● DESCRIPTION OF THE TASK
Please output exactly the run of lines that starts at the line with "Read this page and output its text content." and ends at the last line of the records below.

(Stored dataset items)
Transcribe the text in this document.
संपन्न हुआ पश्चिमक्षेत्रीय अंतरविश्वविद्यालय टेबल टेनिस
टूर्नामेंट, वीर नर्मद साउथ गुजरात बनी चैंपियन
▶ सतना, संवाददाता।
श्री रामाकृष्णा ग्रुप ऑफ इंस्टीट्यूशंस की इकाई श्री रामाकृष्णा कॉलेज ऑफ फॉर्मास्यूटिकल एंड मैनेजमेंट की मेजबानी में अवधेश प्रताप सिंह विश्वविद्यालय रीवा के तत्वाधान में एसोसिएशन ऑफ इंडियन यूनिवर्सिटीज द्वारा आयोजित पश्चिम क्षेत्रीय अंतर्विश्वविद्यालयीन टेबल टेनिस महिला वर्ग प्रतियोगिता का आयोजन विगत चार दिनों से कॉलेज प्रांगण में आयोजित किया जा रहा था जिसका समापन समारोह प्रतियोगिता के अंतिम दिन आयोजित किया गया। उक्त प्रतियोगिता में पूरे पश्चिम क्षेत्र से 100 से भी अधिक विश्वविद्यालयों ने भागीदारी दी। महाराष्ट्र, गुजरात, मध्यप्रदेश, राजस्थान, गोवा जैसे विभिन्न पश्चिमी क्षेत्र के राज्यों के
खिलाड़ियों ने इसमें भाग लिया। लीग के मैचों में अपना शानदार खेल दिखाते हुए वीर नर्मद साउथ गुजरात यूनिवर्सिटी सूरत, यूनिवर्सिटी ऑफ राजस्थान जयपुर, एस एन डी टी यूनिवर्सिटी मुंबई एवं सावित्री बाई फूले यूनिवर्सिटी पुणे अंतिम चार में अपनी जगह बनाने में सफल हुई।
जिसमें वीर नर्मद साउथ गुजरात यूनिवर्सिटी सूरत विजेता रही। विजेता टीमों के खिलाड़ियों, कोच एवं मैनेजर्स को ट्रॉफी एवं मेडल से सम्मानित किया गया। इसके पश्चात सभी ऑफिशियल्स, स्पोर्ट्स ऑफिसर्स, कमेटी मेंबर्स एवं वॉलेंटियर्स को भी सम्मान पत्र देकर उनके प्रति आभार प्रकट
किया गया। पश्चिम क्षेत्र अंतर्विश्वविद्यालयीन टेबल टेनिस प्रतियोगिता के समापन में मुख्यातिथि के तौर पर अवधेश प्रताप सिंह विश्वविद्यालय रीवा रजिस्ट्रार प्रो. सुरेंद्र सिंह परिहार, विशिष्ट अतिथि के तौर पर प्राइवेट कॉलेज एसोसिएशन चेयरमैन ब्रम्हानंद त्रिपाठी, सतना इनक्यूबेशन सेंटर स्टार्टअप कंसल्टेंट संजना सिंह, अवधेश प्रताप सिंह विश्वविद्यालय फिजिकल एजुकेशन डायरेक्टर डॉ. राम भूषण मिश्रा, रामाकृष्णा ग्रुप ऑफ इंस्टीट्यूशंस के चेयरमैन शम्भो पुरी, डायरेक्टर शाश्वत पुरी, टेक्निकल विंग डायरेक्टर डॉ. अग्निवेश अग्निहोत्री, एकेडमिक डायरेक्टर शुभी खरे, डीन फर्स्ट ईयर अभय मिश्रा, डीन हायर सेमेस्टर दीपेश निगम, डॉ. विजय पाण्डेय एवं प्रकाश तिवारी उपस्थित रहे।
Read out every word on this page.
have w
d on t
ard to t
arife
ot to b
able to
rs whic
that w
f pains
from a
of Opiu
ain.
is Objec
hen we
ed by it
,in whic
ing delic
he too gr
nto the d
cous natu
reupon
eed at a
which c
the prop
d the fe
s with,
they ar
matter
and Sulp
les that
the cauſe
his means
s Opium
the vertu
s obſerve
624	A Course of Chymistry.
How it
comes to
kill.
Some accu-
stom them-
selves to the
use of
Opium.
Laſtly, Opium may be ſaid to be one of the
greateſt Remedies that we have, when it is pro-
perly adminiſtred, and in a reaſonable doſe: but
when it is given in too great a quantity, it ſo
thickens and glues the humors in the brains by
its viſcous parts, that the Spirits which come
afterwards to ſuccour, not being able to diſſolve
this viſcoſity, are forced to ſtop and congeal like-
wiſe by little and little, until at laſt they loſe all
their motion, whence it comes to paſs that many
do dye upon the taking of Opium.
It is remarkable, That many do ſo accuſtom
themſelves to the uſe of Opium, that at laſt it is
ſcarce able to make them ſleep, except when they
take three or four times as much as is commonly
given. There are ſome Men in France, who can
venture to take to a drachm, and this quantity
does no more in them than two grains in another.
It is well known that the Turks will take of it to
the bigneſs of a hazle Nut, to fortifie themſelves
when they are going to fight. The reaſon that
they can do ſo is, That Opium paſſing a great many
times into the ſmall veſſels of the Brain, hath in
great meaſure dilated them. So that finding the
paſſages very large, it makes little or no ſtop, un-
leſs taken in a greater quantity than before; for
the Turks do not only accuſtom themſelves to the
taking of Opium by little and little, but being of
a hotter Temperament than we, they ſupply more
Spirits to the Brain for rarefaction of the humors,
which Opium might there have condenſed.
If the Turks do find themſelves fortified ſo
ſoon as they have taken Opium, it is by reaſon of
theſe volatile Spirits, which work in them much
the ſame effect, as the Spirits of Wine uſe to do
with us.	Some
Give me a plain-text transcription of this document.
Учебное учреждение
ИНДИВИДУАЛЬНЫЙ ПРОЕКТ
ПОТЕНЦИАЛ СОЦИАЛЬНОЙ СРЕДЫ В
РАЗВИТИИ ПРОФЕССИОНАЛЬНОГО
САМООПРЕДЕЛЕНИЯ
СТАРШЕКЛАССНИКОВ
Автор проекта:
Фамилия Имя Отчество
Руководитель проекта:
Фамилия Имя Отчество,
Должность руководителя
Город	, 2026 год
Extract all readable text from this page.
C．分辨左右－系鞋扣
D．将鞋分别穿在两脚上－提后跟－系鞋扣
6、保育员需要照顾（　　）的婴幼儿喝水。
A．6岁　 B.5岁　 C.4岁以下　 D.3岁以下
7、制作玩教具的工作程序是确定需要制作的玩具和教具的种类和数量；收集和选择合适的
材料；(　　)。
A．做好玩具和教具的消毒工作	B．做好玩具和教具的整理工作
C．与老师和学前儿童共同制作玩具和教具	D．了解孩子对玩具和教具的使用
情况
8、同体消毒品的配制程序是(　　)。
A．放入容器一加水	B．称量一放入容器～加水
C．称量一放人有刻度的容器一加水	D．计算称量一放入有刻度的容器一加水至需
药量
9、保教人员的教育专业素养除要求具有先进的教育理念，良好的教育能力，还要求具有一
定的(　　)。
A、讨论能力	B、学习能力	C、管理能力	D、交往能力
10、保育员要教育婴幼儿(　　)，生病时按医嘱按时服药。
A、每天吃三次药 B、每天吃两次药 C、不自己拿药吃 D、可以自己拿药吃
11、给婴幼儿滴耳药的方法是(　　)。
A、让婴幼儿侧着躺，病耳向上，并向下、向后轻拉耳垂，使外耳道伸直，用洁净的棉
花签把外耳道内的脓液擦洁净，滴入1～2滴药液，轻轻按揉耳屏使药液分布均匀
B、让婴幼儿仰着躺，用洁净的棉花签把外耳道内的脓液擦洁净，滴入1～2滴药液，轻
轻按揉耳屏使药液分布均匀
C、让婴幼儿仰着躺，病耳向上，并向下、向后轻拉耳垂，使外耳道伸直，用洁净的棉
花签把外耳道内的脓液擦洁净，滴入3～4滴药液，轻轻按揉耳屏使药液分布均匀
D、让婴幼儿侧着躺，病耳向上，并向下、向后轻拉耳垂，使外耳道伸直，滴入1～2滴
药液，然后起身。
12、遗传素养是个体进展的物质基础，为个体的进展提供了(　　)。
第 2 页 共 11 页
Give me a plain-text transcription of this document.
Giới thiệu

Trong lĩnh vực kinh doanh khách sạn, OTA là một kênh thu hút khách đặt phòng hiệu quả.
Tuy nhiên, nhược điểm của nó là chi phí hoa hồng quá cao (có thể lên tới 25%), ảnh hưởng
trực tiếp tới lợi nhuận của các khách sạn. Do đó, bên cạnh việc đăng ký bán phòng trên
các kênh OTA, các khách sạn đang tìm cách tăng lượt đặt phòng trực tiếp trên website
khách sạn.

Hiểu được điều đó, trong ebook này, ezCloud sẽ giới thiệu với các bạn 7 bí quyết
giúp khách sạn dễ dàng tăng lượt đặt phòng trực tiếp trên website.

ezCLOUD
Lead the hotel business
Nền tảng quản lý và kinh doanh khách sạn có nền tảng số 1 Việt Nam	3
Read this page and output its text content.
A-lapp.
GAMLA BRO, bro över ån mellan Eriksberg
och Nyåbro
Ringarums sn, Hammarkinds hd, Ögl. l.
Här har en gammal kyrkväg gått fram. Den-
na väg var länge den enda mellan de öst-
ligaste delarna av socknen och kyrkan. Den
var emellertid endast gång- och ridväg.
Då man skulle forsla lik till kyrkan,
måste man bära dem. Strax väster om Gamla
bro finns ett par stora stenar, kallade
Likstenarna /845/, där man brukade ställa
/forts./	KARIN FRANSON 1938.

● OUTPUT OF THE TASK
Read this page and output its text content.
A-lapp.
GAMLA BRO, bro över ån mellan Eriksberg
och Nyåbro
Ringarums sn, Hammarkinds hd, Ögl. l.
Här har en gammal kyrkväg gått fram. Den-
na väg var länge den enda mellan de öst-
ligaste delarna av socknen och kyrkan. Den
var emellertid endast gång- och ridväg.
Då man skulle forsla lik till kyrkan,
måste man bära dem. Strax väster om Gamla
bro finns ett par stora stenar, kallade
Likstenarna /845/, där man brukade ställa
/forts./	KARIN FRANSON 1938.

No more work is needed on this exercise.